Objective:
Collect all lines containing the word "FIBERID" from the data.

[start of Records for the exercise]

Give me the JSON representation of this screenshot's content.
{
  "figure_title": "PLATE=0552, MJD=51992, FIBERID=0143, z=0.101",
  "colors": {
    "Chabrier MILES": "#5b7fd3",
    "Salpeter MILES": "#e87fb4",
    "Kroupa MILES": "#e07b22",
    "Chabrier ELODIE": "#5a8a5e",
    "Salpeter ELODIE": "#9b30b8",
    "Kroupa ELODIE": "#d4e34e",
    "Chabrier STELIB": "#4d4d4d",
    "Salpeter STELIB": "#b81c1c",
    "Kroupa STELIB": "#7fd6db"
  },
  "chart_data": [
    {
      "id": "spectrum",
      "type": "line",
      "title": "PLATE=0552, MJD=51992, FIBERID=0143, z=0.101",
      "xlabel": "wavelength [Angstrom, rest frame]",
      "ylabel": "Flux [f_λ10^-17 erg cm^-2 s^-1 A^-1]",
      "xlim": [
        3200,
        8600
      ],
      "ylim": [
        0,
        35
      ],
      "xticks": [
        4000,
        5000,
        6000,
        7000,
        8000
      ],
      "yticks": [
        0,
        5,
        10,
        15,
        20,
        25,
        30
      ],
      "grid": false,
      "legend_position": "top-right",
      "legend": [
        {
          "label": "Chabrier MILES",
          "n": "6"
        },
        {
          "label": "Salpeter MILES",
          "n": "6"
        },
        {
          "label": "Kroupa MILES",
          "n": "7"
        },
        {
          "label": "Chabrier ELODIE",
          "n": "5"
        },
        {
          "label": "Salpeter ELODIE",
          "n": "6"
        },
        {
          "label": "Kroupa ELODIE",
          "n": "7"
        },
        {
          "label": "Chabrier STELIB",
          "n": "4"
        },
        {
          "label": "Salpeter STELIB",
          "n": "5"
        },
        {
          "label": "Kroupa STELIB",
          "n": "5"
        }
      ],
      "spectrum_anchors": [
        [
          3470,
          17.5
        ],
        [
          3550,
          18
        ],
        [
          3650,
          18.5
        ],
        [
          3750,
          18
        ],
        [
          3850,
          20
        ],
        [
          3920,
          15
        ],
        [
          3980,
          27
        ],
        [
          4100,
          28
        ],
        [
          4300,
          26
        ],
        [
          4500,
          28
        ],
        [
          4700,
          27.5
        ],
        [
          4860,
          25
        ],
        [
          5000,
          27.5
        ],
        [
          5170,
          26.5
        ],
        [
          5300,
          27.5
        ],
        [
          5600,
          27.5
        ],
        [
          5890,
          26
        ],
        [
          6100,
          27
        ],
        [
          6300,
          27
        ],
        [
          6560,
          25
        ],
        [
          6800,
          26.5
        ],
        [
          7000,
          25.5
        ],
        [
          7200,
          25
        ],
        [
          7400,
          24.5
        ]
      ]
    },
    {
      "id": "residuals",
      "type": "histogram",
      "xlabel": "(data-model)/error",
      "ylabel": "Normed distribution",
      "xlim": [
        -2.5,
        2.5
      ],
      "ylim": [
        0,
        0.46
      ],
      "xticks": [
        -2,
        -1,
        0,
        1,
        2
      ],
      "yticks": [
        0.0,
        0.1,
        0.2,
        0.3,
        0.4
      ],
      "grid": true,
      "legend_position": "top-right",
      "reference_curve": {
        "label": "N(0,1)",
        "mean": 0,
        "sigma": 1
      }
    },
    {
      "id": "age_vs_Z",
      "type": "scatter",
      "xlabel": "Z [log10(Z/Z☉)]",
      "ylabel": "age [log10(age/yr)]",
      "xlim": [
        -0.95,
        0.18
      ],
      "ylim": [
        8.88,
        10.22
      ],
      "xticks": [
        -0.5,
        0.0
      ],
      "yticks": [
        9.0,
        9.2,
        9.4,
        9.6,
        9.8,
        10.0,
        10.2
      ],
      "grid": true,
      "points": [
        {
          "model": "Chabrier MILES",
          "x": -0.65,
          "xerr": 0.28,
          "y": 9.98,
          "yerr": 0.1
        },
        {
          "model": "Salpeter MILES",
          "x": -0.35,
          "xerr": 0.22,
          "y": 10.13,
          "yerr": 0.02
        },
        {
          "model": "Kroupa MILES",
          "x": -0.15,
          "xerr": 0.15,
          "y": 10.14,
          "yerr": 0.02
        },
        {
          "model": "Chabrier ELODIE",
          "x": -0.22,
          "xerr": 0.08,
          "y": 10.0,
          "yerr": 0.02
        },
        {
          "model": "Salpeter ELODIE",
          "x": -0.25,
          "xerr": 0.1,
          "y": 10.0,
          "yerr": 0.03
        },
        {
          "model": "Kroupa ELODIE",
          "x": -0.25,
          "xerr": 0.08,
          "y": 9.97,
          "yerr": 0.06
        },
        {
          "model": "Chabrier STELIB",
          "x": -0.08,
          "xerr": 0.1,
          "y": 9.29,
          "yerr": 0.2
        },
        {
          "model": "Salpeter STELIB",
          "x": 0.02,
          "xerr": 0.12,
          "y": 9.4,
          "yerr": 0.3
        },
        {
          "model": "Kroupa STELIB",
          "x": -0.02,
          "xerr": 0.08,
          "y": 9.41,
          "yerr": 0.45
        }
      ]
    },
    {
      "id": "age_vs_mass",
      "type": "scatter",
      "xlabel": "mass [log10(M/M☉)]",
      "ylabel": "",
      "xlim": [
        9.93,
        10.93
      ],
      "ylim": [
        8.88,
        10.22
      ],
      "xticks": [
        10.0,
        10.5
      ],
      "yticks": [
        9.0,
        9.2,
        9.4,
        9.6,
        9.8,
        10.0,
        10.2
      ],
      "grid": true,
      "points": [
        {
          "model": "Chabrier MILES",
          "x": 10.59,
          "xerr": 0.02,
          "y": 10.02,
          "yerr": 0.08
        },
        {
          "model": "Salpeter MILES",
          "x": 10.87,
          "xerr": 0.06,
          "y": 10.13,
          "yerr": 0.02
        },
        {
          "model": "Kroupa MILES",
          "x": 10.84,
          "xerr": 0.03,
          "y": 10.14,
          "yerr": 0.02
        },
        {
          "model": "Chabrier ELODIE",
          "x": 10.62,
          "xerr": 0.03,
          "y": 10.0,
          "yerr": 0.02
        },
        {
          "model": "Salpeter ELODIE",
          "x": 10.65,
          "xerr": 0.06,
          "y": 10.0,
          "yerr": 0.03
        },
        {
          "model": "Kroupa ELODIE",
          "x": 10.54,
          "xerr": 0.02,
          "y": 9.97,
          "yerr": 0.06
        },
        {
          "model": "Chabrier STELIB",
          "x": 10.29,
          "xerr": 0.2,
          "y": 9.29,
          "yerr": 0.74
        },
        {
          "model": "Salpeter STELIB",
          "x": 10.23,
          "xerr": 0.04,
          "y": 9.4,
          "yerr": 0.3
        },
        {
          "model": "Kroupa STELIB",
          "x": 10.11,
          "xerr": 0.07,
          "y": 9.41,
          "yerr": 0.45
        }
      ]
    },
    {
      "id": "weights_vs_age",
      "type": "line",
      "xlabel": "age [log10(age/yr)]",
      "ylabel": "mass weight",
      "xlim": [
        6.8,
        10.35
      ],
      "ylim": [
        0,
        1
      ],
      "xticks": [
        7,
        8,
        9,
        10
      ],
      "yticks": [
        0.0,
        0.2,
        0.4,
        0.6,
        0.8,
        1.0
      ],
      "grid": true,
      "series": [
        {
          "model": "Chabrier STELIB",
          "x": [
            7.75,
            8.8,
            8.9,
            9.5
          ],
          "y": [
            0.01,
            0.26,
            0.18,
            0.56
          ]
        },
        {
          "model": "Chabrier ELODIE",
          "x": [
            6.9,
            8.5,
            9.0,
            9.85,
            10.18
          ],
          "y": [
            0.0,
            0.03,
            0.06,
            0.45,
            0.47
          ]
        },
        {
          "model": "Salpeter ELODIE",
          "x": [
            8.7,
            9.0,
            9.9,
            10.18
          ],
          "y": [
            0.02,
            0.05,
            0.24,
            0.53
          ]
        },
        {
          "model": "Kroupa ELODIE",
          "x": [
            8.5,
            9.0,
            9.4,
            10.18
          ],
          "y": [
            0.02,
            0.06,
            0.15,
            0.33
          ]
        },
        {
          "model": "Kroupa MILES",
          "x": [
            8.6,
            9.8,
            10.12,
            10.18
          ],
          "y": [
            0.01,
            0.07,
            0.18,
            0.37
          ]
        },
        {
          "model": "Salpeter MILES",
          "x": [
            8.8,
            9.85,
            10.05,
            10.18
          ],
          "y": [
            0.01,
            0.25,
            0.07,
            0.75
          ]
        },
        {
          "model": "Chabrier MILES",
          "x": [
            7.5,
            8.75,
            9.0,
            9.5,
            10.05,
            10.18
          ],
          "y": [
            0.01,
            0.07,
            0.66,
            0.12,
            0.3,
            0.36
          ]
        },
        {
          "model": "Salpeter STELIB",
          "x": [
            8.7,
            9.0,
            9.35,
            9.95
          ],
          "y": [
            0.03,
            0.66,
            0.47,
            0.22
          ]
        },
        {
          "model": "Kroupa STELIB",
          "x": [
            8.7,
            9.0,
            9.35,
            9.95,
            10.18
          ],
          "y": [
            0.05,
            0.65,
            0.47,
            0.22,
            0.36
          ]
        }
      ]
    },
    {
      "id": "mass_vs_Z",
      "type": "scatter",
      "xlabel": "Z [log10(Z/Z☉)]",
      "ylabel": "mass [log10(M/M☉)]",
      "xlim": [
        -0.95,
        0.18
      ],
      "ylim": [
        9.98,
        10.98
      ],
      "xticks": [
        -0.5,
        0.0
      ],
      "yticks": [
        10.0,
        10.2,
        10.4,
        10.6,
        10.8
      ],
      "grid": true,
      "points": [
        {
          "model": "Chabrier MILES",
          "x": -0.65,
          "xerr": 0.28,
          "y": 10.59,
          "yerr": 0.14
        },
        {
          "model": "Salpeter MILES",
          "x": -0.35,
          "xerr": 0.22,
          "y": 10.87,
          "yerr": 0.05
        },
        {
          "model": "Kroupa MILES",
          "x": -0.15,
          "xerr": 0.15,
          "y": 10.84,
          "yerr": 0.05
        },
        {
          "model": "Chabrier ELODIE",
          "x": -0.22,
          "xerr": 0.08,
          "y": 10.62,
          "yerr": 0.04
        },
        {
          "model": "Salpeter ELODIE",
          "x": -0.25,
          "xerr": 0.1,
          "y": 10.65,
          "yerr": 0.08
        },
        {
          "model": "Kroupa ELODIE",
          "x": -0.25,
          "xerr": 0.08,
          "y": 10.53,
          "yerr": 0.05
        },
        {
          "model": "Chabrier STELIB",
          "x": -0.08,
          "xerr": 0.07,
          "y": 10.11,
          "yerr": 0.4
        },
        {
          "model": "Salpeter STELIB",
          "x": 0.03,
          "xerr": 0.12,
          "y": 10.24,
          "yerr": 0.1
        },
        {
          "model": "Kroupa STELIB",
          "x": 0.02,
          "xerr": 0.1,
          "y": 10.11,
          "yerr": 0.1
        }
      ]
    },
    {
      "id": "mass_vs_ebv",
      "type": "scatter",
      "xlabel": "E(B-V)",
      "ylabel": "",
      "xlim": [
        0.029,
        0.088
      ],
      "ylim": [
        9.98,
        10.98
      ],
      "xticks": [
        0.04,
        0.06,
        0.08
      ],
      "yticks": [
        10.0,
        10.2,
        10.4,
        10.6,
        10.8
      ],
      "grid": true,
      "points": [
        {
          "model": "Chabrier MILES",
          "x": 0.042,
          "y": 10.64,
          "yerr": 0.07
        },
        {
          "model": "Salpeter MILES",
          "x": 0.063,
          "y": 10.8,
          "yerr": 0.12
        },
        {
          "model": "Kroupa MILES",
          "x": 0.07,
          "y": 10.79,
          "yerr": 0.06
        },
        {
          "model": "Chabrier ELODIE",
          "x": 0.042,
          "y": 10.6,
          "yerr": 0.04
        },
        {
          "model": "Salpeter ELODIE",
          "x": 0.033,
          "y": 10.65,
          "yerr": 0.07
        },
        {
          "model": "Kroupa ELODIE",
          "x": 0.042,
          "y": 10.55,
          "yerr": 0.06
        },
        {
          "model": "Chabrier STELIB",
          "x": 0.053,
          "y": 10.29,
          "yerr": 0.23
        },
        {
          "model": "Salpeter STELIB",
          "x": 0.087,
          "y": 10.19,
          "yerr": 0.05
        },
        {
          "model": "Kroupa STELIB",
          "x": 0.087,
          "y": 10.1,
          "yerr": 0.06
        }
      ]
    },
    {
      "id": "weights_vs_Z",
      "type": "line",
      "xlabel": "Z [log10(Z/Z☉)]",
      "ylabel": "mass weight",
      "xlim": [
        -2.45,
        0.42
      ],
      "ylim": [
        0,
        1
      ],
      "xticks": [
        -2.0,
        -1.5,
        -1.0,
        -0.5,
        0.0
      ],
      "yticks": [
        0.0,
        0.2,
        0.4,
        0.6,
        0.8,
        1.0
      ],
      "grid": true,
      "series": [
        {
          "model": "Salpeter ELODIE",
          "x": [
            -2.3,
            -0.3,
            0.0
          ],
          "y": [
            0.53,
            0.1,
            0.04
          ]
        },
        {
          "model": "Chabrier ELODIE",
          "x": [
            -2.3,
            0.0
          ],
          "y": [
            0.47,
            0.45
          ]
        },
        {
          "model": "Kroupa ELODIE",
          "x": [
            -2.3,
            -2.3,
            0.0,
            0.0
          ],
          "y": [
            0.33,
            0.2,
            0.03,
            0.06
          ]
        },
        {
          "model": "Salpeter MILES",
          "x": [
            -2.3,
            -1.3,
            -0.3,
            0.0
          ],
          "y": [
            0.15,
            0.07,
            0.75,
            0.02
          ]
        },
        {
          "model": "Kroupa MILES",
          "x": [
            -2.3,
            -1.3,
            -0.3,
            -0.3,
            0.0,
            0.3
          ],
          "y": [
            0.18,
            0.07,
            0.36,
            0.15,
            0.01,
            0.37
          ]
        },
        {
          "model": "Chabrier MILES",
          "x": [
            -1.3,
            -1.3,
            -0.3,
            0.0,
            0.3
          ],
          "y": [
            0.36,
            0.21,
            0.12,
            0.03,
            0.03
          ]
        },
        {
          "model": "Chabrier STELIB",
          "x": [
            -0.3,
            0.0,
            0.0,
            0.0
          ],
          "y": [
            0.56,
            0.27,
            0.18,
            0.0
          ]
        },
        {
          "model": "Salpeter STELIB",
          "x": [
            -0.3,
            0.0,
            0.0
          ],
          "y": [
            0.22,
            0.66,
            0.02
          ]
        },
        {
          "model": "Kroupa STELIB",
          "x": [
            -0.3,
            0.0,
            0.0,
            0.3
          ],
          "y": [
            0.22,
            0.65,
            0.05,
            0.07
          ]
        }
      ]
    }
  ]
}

[end of Records for the exercise]

The answer:
  "figure_title": "PLATE=0552, MJD=51992, FIBERID=0143, z=0.101",
      "title": "PLATE=0552, MJD=51992, FIBERID=0143, z=0.101",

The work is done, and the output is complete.